Written request: Across the listing below, how many lines hold "Rachelle"? Reply with the number by itself.

Records for this exercise:
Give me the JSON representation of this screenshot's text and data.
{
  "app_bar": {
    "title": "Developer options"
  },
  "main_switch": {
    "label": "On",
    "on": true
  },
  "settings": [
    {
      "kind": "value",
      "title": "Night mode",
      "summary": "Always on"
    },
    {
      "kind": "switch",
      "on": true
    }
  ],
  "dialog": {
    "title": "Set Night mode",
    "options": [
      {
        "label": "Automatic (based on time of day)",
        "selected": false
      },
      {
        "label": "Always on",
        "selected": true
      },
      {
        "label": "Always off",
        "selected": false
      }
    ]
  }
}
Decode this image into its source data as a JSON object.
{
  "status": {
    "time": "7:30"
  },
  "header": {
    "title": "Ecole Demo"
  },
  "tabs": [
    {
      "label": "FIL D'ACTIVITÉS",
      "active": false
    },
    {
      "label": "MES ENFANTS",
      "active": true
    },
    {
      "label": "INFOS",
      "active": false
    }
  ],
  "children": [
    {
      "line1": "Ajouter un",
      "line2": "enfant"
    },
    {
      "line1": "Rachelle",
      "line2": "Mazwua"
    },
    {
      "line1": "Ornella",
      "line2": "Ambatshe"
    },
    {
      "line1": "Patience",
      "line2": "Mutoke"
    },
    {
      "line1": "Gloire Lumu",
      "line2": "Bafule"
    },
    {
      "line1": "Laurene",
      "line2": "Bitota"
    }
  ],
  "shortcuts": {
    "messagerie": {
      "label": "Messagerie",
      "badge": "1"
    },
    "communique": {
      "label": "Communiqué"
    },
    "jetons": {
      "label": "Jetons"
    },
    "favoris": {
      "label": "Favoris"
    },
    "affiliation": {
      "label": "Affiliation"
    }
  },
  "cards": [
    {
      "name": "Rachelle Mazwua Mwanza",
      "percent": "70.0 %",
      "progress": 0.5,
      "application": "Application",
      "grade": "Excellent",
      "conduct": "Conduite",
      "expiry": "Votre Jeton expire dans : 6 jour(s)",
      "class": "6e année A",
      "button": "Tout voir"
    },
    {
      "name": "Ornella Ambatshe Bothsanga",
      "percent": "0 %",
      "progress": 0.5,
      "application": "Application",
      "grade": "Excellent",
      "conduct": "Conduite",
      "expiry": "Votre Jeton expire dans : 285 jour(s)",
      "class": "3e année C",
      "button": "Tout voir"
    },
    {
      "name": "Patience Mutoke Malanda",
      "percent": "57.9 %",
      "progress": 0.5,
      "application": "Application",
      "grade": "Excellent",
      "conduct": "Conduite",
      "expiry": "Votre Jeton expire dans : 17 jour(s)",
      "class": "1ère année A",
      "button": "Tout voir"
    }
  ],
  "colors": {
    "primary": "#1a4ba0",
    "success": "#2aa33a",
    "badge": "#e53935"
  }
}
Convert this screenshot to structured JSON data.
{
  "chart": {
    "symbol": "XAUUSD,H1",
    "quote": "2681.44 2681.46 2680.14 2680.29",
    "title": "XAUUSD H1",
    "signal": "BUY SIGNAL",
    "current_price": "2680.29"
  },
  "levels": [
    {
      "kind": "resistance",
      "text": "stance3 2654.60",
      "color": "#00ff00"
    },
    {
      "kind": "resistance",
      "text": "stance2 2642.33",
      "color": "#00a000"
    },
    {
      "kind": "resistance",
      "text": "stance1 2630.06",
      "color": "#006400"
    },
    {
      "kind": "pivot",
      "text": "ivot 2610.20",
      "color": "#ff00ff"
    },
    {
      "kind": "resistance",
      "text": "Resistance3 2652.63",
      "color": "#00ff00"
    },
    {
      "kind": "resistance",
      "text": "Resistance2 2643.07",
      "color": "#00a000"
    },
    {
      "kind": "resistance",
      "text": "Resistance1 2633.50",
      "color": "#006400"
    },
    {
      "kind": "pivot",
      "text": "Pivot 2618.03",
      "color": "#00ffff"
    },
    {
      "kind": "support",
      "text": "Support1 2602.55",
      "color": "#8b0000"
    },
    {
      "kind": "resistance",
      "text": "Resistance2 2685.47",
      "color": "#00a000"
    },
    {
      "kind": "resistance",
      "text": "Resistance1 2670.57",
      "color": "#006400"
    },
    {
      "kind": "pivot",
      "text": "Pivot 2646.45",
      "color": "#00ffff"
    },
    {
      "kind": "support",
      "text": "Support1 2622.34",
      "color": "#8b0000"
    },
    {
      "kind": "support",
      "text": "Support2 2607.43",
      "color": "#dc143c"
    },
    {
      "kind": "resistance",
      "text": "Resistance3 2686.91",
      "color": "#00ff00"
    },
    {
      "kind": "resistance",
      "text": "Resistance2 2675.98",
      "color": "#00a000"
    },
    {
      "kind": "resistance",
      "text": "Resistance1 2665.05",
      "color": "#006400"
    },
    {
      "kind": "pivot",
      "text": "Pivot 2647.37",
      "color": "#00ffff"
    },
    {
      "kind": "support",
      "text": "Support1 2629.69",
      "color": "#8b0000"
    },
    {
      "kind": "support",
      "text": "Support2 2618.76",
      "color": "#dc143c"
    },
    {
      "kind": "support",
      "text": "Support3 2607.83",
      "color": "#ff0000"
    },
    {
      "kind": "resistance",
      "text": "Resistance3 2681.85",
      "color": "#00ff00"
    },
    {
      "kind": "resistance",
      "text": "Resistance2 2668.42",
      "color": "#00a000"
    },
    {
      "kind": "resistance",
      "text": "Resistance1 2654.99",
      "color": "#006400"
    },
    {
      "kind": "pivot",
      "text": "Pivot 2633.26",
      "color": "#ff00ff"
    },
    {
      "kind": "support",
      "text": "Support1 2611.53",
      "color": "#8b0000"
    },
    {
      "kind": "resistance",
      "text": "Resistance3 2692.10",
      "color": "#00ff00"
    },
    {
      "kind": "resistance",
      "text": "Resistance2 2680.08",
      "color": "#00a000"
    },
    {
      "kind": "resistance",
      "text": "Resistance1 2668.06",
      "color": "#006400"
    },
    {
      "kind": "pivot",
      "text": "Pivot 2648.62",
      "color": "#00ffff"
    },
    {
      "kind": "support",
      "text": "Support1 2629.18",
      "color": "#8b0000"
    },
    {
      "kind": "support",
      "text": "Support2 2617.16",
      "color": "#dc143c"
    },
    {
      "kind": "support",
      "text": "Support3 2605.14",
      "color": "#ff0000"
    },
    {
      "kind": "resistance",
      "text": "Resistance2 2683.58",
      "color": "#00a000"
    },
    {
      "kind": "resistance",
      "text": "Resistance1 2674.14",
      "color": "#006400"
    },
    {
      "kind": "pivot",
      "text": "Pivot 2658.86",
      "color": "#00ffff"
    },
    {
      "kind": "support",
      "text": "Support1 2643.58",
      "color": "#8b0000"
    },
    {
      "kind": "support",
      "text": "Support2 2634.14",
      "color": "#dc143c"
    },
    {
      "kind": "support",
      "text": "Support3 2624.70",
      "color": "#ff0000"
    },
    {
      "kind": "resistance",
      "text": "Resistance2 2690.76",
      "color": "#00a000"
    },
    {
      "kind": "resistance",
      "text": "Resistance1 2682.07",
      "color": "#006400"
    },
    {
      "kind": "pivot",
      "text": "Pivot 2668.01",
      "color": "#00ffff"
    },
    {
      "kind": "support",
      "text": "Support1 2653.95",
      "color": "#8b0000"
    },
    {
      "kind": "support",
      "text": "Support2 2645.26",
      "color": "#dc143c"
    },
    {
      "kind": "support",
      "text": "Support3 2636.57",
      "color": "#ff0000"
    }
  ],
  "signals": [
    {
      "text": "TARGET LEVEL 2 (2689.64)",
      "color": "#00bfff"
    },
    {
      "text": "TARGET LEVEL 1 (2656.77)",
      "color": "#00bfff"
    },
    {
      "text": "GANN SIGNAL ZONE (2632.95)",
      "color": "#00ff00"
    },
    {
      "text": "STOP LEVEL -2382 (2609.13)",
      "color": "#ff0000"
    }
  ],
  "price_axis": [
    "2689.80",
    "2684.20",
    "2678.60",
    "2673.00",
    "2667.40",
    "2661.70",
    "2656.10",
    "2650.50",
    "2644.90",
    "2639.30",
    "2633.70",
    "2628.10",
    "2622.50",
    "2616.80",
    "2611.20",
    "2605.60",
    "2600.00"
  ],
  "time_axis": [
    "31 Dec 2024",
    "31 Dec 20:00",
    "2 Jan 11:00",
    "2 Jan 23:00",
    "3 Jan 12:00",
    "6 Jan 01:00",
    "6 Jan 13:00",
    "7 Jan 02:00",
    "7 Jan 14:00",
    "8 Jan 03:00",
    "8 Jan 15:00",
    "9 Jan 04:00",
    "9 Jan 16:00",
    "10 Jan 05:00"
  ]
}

Solution: 2